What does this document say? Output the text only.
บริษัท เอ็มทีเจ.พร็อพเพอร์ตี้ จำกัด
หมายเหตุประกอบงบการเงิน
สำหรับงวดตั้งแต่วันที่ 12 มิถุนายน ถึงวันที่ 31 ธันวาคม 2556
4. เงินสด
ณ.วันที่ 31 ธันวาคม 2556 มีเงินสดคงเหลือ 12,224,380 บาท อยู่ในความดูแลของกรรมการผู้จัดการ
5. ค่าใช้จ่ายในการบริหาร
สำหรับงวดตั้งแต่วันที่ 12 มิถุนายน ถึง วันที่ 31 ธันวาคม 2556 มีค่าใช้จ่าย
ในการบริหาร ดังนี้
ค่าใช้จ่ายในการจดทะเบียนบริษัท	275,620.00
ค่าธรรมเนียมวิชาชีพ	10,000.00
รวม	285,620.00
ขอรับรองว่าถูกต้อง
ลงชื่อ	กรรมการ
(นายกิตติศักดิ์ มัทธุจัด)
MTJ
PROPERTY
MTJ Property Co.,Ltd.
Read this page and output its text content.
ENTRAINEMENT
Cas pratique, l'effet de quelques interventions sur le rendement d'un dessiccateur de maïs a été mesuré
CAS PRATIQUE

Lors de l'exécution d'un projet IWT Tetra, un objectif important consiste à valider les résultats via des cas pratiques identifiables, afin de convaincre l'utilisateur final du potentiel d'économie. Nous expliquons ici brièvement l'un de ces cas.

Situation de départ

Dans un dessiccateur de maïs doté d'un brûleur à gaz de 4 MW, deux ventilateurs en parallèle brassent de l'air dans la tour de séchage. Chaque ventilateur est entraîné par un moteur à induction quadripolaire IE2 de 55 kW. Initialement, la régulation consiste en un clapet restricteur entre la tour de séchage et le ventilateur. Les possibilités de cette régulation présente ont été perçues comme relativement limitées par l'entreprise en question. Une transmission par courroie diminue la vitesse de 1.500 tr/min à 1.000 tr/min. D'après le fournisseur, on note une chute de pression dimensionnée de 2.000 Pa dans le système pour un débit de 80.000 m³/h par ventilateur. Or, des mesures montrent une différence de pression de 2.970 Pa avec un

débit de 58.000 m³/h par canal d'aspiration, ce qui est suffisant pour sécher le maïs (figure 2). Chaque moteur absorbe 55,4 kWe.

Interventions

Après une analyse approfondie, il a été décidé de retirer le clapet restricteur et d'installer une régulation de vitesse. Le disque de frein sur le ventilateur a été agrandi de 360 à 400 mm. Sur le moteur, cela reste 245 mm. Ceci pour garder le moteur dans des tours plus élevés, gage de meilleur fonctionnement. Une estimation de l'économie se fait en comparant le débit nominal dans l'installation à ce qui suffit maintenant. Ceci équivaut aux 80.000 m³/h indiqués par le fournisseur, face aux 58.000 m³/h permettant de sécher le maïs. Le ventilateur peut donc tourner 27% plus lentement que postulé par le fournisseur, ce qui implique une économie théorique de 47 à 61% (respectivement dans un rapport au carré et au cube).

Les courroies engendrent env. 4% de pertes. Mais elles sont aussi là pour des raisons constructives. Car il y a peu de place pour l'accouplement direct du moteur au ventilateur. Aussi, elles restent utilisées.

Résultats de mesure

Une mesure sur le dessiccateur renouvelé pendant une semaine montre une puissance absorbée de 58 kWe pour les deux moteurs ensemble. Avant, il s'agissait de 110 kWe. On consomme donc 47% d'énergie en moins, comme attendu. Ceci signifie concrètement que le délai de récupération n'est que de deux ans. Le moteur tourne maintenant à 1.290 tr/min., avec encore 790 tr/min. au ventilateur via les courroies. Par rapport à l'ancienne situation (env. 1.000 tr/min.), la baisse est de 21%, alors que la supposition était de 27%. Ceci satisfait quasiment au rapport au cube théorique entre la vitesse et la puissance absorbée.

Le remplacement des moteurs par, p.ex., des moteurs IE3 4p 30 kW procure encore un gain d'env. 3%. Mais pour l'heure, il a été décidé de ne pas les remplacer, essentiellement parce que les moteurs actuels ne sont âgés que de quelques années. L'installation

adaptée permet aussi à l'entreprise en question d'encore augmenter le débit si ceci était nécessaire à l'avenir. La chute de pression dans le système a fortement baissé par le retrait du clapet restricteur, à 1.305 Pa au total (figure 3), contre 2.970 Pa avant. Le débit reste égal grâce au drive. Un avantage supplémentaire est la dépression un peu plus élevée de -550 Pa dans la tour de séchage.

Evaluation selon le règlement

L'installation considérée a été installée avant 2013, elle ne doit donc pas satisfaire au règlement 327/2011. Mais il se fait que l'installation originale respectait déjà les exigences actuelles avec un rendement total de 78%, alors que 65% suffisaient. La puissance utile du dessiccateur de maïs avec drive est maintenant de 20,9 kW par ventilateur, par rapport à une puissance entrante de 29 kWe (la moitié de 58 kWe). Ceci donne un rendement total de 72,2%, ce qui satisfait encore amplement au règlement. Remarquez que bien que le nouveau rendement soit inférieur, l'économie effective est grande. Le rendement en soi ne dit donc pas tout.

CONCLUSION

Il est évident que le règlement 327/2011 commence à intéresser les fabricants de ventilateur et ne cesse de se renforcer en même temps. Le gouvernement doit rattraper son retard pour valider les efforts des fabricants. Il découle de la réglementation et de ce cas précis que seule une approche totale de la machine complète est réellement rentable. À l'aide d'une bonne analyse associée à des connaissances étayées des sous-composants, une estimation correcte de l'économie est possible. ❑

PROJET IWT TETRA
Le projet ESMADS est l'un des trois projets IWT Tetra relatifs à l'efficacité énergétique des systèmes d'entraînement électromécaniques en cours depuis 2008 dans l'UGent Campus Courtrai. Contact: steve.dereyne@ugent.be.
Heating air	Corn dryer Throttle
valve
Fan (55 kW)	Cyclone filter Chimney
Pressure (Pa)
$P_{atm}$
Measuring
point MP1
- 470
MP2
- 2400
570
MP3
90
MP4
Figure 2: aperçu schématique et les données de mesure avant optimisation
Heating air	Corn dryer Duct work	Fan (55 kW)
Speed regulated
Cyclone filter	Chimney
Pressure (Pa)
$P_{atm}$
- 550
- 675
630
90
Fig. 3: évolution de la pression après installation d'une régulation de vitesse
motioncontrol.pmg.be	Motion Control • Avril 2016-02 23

> [DO THIS] Locate each line containing the string "courroies" and show it.

> [ANSWER TO THIS TASK]
Les courroies engendrent env. 4% de pertes. Mais elles sont aussi là pour des raisons constructives. Car il y a peu de place pour l'accouplement direct du moteur au ventilateur. Aussi, elles restent utilisées.
Une mesure sur le dessiccateur renouvelé pendant une semaine montre une puissance absorbée de 58 kWe pour les deux moteurs ensemble. Avant, il s'agissait de 110 kWe. On consomme donc 47% d'énergie en moins, comme attendu. Ceci signifie concrètement que le délai de récupération n'est que de deux ans. Le moteur tourne maintenant à 1.290 tr/min., avec encore 790 tr/min. au ventilateur via les courroies. Par rapport à l'ancienne situation (env. 1.000 tr/min.), la baisse est de 21%, alors que la supposition était de 27%. Ceci satisfait quasiment au rapport au cube théorique entre la vitesse et la puissance absorbée.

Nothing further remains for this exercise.